[DATASET RECORDS start]
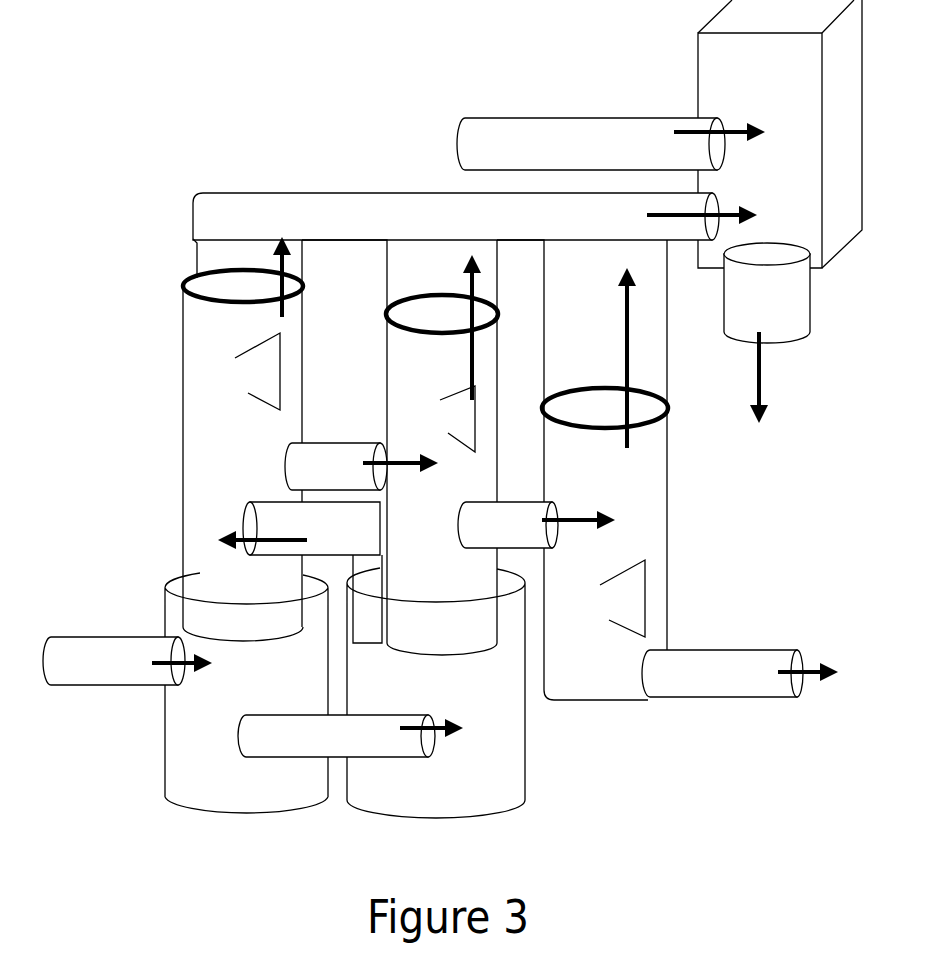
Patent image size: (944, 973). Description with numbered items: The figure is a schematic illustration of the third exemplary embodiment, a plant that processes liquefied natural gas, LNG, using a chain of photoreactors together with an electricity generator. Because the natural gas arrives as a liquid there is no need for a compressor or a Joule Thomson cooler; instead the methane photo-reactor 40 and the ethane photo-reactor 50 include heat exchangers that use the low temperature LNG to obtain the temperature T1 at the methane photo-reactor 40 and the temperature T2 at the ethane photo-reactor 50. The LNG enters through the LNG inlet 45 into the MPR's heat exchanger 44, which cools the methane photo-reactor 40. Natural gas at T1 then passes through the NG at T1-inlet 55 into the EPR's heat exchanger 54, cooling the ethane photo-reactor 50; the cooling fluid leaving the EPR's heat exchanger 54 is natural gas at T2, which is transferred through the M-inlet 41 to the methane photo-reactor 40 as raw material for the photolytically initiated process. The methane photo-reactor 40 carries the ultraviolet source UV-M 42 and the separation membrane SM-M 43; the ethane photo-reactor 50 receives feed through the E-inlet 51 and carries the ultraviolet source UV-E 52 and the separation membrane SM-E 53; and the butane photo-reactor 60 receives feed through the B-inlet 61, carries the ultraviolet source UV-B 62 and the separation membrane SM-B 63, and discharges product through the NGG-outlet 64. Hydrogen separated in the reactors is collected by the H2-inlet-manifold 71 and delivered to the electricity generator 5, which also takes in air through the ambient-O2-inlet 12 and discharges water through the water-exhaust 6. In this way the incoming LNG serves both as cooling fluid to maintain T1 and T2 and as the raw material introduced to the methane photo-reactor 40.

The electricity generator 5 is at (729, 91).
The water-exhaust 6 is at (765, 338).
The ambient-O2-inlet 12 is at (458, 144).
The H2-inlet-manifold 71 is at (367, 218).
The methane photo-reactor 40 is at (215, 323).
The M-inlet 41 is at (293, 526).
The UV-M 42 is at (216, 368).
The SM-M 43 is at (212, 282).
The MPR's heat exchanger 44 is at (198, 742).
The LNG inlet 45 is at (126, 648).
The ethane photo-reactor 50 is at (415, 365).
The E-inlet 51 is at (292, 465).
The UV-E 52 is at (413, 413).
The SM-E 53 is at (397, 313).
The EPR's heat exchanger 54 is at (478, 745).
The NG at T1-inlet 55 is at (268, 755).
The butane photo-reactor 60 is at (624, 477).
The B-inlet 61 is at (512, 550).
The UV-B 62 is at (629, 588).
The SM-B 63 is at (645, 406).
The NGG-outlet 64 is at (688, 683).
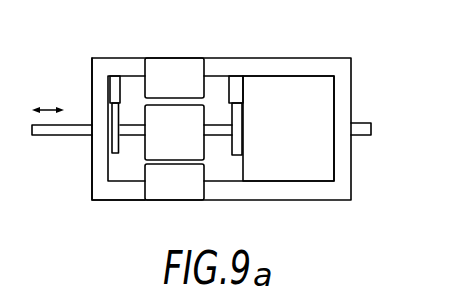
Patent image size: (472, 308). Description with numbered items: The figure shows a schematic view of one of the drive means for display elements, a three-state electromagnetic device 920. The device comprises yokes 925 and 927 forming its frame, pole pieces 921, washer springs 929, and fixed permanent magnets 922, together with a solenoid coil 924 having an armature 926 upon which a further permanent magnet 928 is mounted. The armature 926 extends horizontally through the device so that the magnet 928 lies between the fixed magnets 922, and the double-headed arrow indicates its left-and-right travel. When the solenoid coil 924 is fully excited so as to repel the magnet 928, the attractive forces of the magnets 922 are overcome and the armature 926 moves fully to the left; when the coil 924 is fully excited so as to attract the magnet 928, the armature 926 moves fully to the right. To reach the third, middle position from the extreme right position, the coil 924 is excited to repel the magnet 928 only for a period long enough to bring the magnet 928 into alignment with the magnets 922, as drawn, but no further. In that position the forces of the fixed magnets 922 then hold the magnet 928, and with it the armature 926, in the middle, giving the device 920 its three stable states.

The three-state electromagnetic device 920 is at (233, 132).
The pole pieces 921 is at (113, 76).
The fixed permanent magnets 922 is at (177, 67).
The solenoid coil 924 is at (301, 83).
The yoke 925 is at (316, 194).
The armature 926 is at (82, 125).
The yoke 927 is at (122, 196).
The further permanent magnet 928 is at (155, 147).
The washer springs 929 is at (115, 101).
[DATASET RECORDS end]
DESCRIPTION OF THE TASK >> Convert every line of the entries above into a Markdown table with the columns "Row" and "Content", numbering the rows and leaving out the pictures and any blank lines.

ANSWER TO THIS PROBLEM >>
| Row | Content |
|---|---|
| 1 | Patent image size: (944, 973). Description with numbered items: The figure is a schematic illustration of the third exemplary embodiment, a plant that processes liquefied natural gas, LNG, using a chain of photoreactors together with an electricity generator. Because the natural gas arrives as a liquid there is no need for a compressor or a Joule Thomson cooler; instead the methane photo-reactor 40 and the ethane photo-reactor 50 include heat exchangers that use the low temperature LNG to obtain the temperature T1 at the methane photo-reactor 40 and the temperature T2 at the ethane photo-reactor 50. The LNG enters through the LNG inlet 45 into the MPR's heat exchanger 44, which cools the methane photo-reactor 40. Natural gas at T1 then passes through the NG at T1-inlet 55 into the EPR's heat exchanger 54, cooling the ethane photo-reactor 50; the cooling fluid leaving the EPR's heat exchanger 54 is natural gas at T2, which is transferred through the M-inlet 41 to the methane photo-reactor 40 as raw material for the photolytically initiated process. The methane photo-reactor 40 carries the ultraviolet source UV-M 42 and the separation membrane SM-M 43; the ethane photo-reactor 50 receives feed through the E-inlet 51 and carries the ultraviolet source UV-E 52 and the separation membrane SM-E 53; and the butane photo-reactor 60 receives feed through the B-inlet 61, carries the ultraviolet source UV-B 62 and the separation membrane SM-B 63, and discharges product through the NGG-outlet 64. Hydrogen separated in the reactors is collected by the H2-inlet-manifold 71 and delivered to the electricity generator 5, which also takes in air through the ambient-O2-inlet 12 and discharges water through the water-exhaust 6. In this way the incoming LNG serves both as cooling fluid to maintain T1 and T2 and as the raw material introduced to the methane photo-reactor 40. |
| 2 | The electricity generator 5 is at (729, 91). |
| 3 | The water-exhaust 6 is at (765, 338). |
| 4 | The ambient-O2-inlet 12 is at (458, 144). |
| 5 | The H2-inlet-manifold 71 is at (367, 218). |
| 6 | The methane photo-reactor 40 is at (215, 323). |
| 7 | The M-inlet 41 is at (293, 526). |
| 8 | The UV-M 42 is at (216, 368). |
| 9 | The SM-M 43 is at (212, 282). |
| 10 | The MPR's heat exchanger 44 is at (198, 742). |
| 11 | The LNG inlet 45 is at (126, 648). |
| 12 | The ethane photo-reactor 50 is at (415, 365). |
| 13 | The E-inlet 51 is at (292, 465). |
| 14 | The UV-E 52 is at (413, 413). |
| 15 | The SM-E 53 is at (397, 313). |
| 16 | The EPR's heat exchanger 54 is at (478, 745). |
| 17 | The NG at T1-inlet 55 is at (268, 755). |
| 18 | The butane photo-reactor 60 is at (624, 477). |
| 19 | The B-inlet 61 is at (512, 550). |
| 20 | The UV-B 62 is at (629, 588). |
| 21 | The SM-B 63 is at (645, 406). |
| 22 | The NGG-outlet 64 is at (688, 683). |
| 23 | Patent image size: (472, 308). Description with numbered items: The figure shows a schematic view of one of the drive means for display elements, a three-state electromagnetic device 920. The device comprises yokes 925 and 927 forming its frame, pole pieces 921, washer springs 929, and fixed permanent magnets 922, together with a solenoid coil 924 having an armature 926 upon which a further permanent magnet 928 is mounted. The armature 926 extends horizontally through the device so that the magnet 928 lies between the fixed magnets 922, and the double-headed arrow indicates its left-and-right travel. When the solenoid coil 924 is fully excited so as to repel the magnet 928, the attractive forces of the magnets 922 are overcome and the armature 926 moves fully to the left; when the coil 924 is fully excited so as to attract the magnet 928, the armature 926 moves fully to the right. To reach the third, middle position from the extreme right position, the coil 924 is excited to repel the magnet 928 only for a period long enough to bring the magnet 928 into alignment with the magnets 922, as drawn, but no further. In that position the forces of the fixed magnets 922 then hold the magnet 928, and with it the armature 926, in the middle, giving the device 920 its three stable states. |
| 24 | The three-state electromagnetic device 920 is at (233, 132). |
| 25 | The pole pieces 921 is at (113, 76). |
| 26 | The fixed permanent magnets 922 is at (177, 67). |
| 27 | The solenoid coil 924 is at (301, 83). |
| 28 | The yoke 925 is at (316, 194). |
| 29 | The armature 926 is at (82, 125). |
| 30 | The yoke 927 is at (122, 196). |
| 31 | The further permanent magnet 928 is at (155, 147). |
| 32 | The washer springs 929 is at (115, 101). |